Required task:
Find every line in the items below that contains the string "Mailings" and copy each one. Case counts.

Labeled region entries:

________________________

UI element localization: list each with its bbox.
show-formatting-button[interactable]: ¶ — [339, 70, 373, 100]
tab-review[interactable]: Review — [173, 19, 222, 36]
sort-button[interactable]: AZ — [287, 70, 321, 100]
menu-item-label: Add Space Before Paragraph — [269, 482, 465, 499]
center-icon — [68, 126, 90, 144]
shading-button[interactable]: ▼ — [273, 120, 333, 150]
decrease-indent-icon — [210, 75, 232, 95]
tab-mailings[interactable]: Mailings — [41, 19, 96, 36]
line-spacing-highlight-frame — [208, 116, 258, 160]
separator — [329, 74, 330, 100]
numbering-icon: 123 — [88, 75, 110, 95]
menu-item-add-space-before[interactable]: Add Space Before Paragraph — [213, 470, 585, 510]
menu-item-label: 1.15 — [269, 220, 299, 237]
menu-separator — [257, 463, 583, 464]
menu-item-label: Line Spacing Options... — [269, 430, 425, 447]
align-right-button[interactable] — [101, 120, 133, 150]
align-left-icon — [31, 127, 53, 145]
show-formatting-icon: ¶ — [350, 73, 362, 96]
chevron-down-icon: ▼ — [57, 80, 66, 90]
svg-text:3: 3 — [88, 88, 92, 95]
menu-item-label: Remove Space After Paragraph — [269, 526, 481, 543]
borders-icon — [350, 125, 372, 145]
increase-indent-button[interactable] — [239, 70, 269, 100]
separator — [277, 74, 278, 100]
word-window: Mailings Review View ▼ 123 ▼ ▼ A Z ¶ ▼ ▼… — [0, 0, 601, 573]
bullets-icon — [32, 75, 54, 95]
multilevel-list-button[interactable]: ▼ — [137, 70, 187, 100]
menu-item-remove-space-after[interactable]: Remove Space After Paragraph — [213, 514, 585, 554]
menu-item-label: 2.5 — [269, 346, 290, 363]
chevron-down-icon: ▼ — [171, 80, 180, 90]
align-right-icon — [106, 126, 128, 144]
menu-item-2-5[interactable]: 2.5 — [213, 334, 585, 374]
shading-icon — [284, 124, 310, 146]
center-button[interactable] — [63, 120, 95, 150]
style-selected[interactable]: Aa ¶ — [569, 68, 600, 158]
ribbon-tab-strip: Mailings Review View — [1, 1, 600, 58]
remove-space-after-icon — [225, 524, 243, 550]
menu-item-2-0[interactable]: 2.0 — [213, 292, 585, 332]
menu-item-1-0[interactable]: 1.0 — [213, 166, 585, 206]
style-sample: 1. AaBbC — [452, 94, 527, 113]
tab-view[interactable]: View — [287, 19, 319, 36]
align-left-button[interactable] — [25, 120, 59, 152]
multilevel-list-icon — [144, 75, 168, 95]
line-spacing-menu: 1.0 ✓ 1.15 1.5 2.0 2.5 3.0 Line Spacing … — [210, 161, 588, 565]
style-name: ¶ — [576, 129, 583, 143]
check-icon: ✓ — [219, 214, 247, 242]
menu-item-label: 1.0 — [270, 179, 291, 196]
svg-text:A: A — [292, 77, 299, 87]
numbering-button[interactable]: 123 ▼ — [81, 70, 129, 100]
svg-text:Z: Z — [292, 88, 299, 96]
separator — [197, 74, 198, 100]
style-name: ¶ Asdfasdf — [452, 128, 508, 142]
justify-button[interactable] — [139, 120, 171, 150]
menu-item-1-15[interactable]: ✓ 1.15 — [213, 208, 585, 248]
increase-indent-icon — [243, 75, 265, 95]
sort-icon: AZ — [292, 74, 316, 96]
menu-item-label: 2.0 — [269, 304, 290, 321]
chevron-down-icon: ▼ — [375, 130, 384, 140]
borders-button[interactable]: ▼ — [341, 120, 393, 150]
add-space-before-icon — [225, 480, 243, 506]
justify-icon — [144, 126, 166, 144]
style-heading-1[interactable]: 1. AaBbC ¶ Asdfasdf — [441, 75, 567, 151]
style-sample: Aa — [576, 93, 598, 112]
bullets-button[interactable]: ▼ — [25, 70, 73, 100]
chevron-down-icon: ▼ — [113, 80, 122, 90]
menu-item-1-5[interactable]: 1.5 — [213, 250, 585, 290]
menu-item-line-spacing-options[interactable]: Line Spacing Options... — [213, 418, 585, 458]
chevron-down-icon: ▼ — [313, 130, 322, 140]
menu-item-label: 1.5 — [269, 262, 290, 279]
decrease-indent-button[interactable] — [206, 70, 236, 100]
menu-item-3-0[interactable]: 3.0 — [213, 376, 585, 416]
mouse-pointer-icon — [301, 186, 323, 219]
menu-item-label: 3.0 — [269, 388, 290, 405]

________________________

The output:
tab-mailings[interactable]: Mailings — [41, 19, 96, 36]
word-window: Mailings Review View ▼ 123 ▼ ▼ A Z ¶ ▼ ▼… — [0, 0, 601, 573]
ribbon-tab-strip: Mailings Review View — [1, 1, 600, 58]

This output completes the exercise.